__TEXT BLOCK__
Quantization-aware Training (QAT)#

Introduction#

Quantization-aware Training is a popular method that allows quantizing a model and applying fine-tuning to restore accuracy degradation caused by quantization. In fact, this is the most accurate quantization method. This document describes how to apply QAT from the Neural Network Compression Framework (NNCF) to get 8-bit quantized models. This assumes that you are knowledgeable in Python programming and familiar with the training code for the model in the source DL framework.

Using NNCF QAT#

Here, we provide the steps that are required to integrate QAT from NNCF into the training script written with PyTorch or TensorFlow 2:

Note

Currently, NNCF for TensorFlow 2 supports optimization of the models created using Keras Sequential API or Functional API.

1. Import NNCF API#

In this step, you add NNCF-related imports in the beginning of the training script:

PyTorch

import torch
import nncf  # Important - should be imported right after torch
from nncf import NNCFConfig
from nncf.torch import create_compressed_model, register_default_init_args

TensorFlow 2

import tensorflow as tf

from nncf import NNCFConfig
from nncf.tensorflow import create_compressed_model, register_default_init_args

2. Create NNCF configuration#

Here, you should define NNCF configuration which consists of model-related parameters ("input_info" section) and parameters of optimization methods ("compression" section). For faster convergence, it is also recommended to register a dataset object specific to the DL framework. It will be used at the model creation step to initialize quantization parameters.

PyTorch

nncf_config_dict = {
    "input_info": {"sample_size": [1, 3, 224, 224]}, # input shape required for model tracing
    "compression": {
        "algorithm": "quantization",  # 8-bit quantization with default settings
    },
}
nncf_config = NNCFConfig.from_dict(nncf_config_dict)
nncf_config = register_default_init_args(nncf_config, train_loader) # train_loader is an instance of torch.utils.data.DataLoader

TensorFlow 2

nncf_config_dict = {
    "input_info": {"sample_size": [1, 3, 224, 224]}, # input shape required for model tracing
    "compression": {
        "algorithm": "quantization",  # 8-bit quantization with default settings
    },
}
nncf_config = NNCFConfig.from_dict(nncf_config_dict)
nncf_config = register_default_init_args(nncf_config, train_dataset, batch_size=1) # train_dataset is an instance of tf.data.Dataset

3. Apply optimization methods#

In the next step, you need to wrap the original model object with the create_compressed_model() API using the configuration defined in the previous step. This method returns a so-called compression controller and a wrapped model that can be used the same way as the original model. It is worth noting that optimization methods are applied at this step so that the model undergoes a set of corresponding transformations and can contain additional operations required for the optimization. In the case of QAT, the compression controller object is used for model export and, optionally, in distributed training as it will be shown below.

PyTorch

model = TorchModel() # instance of torch.nn.Module
compression_ctrl, model = create_compressed_model(model, nncf_config) 

TensorFlow 2

model = KerasModel() # instance of the tensorflow.keras.Model   
compression_ctrl, model = create_compressed_model(model, nncf_config)

__MATERIAL__
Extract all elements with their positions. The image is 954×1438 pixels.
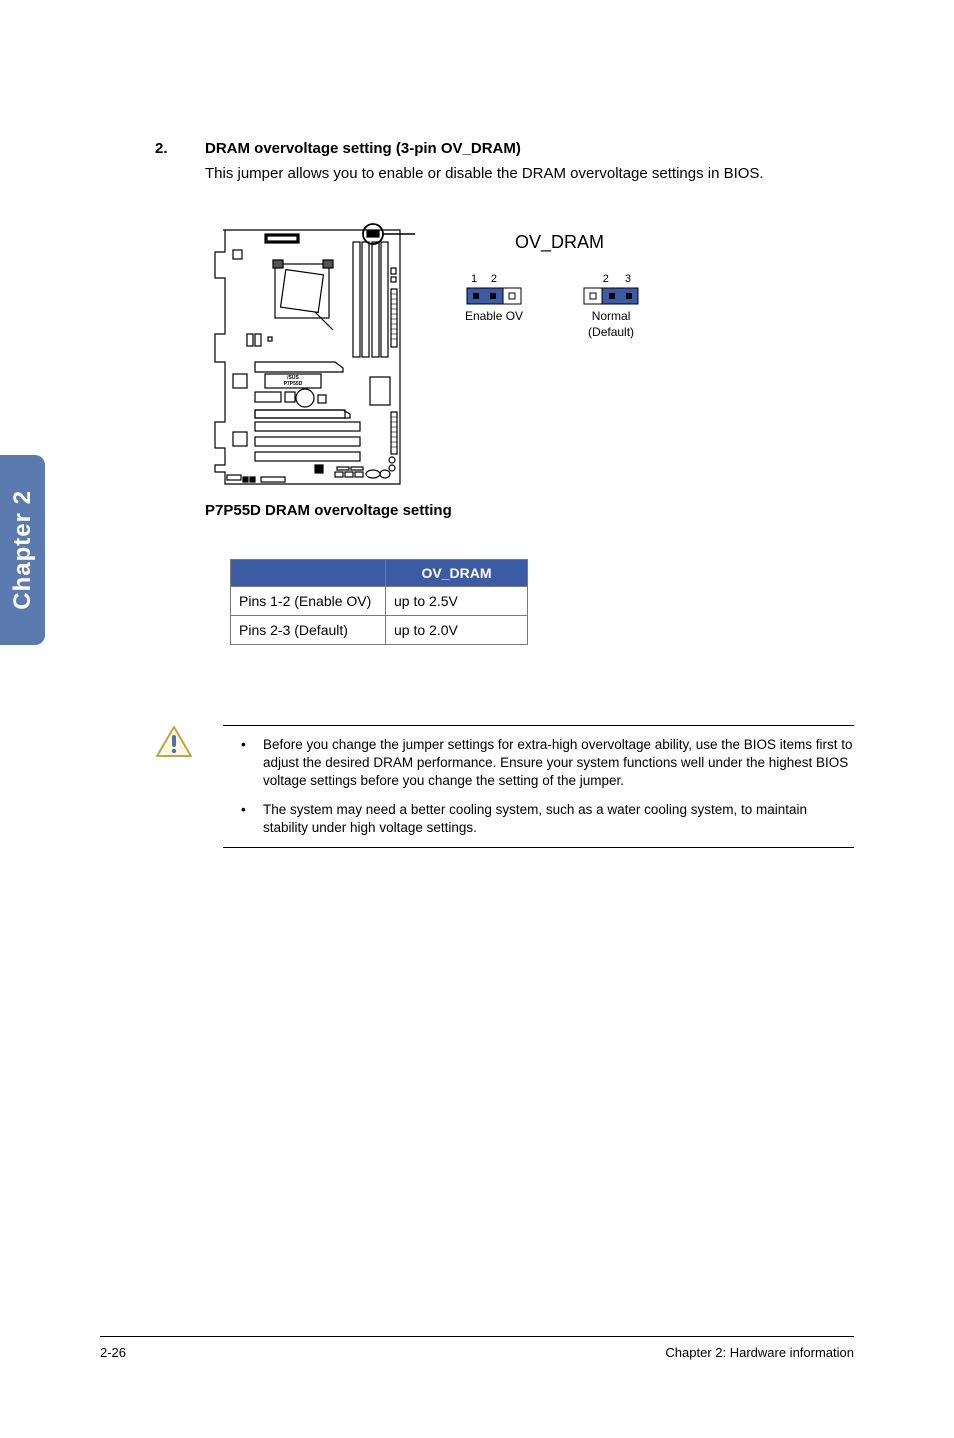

__THINGS TO DO__
1 – Answer these questions from the QAT guide:
(a) In the NNCF configuration, which section holds the model-related parameters?
(b) What two things does create_compressed_model() return?
(c) Which two Keras APIs does NNCF for TensorFlow 2 currently support for model optimization?
2 – Please rewrite the stretch of the QAT guide from "Introduction#" through "source DL framework.", changing "Python" to "C++".
3 – Write the next part of the QAT guide, picking up right after its final sentence.
You won't need any of the lines to complete this work.

__OUTPUTS BY TASK__
1 –
(a) The "input_info" section.
(b) A compression controller and a wrapped model.
(c) The Sequential API and the Functional API.

2 –
Introduction#

Quantization-aware Training is a popular method that allows quantizing a model and applying fine-tuning to restore accuracy degradation caused by quantization. In fact, this is the most accurate quantization method. This document describes how to apply QAT from the Neural Network Compression Framework (NNCF) to get 8-bit quantized models. This assumes that you are knowledgeable in C++ programming and familiar with the training code for the model in the source DL framework.

3 –
4. Fine-tune the model#

This step assumes that you will apply fine-tuning to the model the same way as it is done for the baseline model. In the case of QAT, it is required to train the model for a few epochs with a small learning rate, for example, 10e-5. In principle, you can skip this step which means that the post-training optimization will be applied to the model.

PyTorch

... # fine-tuning preparations, e.g. dataset, loss, optimizer setup, etc.

# tune quantized model for 5 epochs as the baseline
for epoch in range(0, 5):
    compression_ctrl.scheduler.epoch_step() # Epoch control API

    for i, data in enumerate(train_loader):
        compression_ctrl.scheduler.step()   # Training iteration control API 
        ... # training loop body

TensorFlow 2

... # fine-tuning preparations, e.g. dataset, loss, optimizer setup, etc.

# create compression callbacks to control optimization parameters and dump compression statistics
compression_callbacks = create_compression_callbacks(compression_ctrl, log_dir="./compression_log")
# tune quantized model for 5 epochs the same way as the baseline
model.fit(train_dataset, epochs=5, callbacks=compression_callbacks)

5. Multi-GPU distributed training#

In the case of distributed multi-GPU training (not DataParallel), you should call compression_ctrl.distributed() before the fine-tuning that will inform optimization methods to do some adjustments to function in the distributed mode.

PyTorch

compression_ctrl.distributed() # call it before the training loop

TensorFlow 2

compression_ctrl.distributed() # call it before the training

6. Export quantized model#

When fine-tuning finishes, the quantized model can be exported to the corresponding format for further inference: ONNX in the case of PyTorch and frozen graph - for TensorFlow 2.

PyTorch

compression_ctrl.export_model("compressed_model.onnx")

TensorFlow 2

compression_ctrl.export_model("compressed_model.pb") #export to Frozen Graph

Note

The precision of weights gets INT8 only after the step of model conversion to OpenVINO Intermediate Representation. You can expect the model footprint reduction only for that format.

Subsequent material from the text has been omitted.